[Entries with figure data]
<<<<

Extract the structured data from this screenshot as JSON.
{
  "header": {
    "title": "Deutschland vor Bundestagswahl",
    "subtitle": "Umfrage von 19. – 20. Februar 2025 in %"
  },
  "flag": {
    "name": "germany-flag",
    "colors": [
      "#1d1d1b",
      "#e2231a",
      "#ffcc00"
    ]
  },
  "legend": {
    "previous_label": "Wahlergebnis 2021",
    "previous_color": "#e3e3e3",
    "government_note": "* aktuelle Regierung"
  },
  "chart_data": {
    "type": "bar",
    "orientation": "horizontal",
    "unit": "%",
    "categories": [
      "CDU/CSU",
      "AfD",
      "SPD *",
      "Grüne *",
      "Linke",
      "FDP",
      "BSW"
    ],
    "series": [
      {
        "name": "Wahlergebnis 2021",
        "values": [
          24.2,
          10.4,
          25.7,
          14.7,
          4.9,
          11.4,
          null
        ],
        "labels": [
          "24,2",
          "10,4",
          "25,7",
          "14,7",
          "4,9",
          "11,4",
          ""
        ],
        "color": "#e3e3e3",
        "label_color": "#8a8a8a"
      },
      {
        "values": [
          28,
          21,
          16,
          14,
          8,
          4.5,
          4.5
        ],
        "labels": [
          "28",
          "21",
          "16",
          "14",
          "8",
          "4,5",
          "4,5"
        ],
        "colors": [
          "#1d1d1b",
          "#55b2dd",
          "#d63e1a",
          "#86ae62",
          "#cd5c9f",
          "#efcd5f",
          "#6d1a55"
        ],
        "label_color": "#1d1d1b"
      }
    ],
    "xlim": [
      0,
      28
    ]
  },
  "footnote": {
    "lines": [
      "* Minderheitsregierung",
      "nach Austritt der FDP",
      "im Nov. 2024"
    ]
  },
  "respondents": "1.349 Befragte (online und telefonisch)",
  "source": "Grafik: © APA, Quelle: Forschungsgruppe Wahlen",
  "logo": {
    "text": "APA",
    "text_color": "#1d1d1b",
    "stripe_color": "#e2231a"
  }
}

>>>>

#### [Written task]
For each line of the listing that holds the word "Wahlergebnis", show that line.

#### [Exercise result]
    "previous_label": "Wahlergebnis 2021",
        "name": "Wahlergebnis 2021",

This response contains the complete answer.